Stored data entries

++++++

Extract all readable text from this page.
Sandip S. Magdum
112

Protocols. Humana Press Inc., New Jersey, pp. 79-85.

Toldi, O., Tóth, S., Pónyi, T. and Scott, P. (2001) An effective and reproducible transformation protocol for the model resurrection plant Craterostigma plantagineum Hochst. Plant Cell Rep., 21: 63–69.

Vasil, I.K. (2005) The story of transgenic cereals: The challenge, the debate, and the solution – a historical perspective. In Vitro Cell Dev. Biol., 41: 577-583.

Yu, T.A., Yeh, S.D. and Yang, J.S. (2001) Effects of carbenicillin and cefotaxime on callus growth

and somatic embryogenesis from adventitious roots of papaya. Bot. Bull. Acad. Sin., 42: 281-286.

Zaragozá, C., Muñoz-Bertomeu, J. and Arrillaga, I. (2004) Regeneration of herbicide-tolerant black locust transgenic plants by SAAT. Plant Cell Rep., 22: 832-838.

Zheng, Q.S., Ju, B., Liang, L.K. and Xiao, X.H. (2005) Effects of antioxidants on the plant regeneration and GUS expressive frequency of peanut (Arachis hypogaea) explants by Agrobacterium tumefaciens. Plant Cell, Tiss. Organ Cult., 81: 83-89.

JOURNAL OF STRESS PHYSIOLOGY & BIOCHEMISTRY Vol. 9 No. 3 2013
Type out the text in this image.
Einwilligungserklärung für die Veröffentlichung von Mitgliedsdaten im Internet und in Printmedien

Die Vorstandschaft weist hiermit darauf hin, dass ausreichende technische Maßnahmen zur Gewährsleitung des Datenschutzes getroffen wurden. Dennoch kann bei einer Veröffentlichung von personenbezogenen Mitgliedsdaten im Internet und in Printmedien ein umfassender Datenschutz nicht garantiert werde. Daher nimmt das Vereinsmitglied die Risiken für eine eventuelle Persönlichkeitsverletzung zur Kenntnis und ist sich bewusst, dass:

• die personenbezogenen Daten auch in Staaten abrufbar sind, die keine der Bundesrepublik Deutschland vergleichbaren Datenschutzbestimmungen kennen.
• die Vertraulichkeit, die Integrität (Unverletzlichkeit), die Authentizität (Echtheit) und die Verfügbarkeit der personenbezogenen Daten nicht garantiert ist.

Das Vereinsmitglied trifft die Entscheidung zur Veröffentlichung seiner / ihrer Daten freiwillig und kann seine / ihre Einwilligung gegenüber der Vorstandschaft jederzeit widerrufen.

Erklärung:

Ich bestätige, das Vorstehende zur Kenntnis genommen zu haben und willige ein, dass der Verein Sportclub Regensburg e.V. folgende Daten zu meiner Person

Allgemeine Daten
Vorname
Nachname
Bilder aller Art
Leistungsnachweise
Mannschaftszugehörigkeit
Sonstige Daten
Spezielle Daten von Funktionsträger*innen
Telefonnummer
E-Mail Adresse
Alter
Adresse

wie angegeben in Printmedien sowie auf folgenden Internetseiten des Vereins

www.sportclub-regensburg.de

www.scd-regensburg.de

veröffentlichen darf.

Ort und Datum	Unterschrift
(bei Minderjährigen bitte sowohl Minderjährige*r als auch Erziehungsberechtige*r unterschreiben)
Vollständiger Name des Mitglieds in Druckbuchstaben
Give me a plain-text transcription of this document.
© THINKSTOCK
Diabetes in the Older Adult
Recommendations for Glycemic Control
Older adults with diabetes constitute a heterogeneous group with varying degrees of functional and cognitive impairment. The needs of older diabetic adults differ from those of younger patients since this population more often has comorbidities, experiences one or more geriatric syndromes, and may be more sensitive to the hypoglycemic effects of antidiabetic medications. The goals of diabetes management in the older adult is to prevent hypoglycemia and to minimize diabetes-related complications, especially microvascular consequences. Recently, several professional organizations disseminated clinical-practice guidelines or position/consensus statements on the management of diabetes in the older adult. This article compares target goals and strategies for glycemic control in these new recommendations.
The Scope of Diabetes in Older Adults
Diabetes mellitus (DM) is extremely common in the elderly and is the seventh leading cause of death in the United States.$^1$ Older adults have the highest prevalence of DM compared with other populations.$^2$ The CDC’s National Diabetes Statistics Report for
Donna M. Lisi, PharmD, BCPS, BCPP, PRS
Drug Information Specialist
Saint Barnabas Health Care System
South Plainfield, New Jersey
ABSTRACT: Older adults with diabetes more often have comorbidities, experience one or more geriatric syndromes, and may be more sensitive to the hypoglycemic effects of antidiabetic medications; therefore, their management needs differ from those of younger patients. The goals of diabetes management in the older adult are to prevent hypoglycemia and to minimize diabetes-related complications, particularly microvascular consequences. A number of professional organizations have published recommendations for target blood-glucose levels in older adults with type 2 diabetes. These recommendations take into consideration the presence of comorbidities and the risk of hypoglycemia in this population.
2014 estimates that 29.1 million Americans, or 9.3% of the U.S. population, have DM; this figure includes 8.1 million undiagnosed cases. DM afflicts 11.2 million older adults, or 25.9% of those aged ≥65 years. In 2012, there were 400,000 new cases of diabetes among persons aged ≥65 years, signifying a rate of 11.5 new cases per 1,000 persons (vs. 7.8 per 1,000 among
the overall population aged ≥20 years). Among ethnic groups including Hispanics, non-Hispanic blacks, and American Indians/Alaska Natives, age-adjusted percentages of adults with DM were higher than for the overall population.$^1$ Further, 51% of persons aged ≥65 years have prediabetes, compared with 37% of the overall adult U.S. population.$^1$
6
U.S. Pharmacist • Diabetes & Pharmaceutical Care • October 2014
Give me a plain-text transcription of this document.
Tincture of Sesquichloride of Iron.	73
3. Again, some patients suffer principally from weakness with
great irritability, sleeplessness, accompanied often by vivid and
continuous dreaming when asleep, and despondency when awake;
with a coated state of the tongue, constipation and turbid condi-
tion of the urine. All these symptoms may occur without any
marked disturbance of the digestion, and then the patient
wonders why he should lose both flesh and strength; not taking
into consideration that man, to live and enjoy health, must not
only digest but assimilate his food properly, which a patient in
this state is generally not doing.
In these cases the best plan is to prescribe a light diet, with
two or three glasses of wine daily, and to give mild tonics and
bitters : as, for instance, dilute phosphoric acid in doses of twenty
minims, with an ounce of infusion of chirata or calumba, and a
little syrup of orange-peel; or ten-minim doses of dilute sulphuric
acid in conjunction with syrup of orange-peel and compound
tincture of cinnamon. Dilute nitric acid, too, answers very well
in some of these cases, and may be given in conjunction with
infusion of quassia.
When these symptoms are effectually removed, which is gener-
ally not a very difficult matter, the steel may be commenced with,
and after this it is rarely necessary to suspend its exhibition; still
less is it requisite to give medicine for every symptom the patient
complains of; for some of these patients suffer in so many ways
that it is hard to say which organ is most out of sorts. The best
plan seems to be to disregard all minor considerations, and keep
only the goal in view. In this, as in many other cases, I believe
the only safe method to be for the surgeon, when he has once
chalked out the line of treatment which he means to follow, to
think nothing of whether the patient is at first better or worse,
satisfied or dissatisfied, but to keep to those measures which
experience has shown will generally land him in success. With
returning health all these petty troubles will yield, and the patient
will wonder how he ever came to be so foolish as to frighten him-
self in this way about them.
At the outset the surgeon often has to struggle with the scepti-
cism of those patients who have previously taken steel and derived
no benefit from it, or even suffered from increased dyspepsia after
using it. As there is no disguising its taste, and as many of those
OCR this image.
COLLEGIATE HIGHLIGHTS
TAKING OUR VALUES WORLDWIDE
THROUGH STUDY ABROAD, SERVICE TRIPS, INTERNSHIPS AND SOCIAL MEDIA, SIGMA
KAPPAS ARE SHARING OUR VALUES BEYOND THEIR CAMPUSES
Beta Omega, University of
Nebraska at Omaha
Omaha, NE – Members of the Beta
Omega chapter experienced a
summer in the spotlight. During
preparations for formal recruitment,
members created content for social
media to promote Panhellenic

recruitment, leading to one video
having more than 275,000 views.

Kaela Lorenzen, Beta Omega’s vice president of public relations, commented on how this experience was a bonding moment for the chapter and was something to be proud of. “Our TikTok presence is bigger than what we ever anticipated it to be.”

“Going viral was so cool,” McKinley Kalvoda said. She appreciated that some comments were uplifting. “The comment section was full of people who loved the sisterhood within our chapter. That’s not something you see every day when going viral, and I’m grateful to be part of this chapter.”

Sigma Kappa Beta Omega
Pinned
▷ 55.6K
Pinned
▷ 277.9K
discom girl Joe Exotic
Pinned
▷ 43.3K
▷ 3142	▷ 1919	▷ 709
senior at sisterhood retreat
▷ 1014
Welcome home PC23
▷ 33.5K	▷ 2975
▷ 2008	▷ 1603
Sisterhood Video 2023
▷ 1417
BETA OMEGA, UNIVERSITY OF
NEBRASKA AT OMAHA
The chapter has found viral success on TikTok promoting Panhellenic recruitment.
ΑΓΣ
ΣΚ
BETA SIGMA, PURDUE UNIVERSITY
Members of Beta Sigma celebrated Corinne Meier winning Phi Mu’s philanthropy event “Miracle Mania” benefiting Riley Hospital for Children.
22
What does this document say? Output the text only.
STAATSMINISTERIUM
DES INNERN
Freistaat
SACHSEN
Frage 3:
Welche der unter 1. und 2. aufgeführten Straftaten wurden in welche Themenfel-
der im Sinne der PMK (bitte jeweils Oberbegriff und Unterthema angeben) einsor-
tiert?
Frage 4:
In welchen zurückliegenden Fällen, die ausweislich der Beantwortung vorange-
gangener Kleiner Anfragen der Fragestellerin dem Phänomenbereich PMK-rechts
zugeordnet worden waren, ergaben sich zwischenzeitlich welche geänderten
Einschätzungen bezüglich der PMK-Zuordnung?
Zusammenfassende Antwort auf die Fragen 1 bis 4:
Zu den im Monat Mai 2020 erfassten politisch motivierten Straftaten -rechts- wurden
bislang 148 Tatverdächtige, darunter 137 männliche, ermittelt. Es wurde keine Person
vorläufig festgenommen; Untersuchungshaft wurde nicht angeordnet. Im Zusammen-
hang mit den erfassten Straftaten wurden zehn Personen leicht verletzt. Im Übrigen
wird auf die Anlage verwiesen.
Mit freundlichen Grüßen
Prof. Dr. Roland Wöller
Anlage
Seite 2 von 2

++++++

YOUR OBJECTIVE:
Copy every line of the entries above in which "keine" occurs.

RESULT BELOW:
• die personenbezogenen Daten auch in Staaten abrufbar sind, die keine der Bundesrepublik Deutschland vergleichbaren Datenschutzbestimmungen kennen.
bislang 148 Tatverdächtige, darunter 137 männliche, ermittelt. Es wurde keine Person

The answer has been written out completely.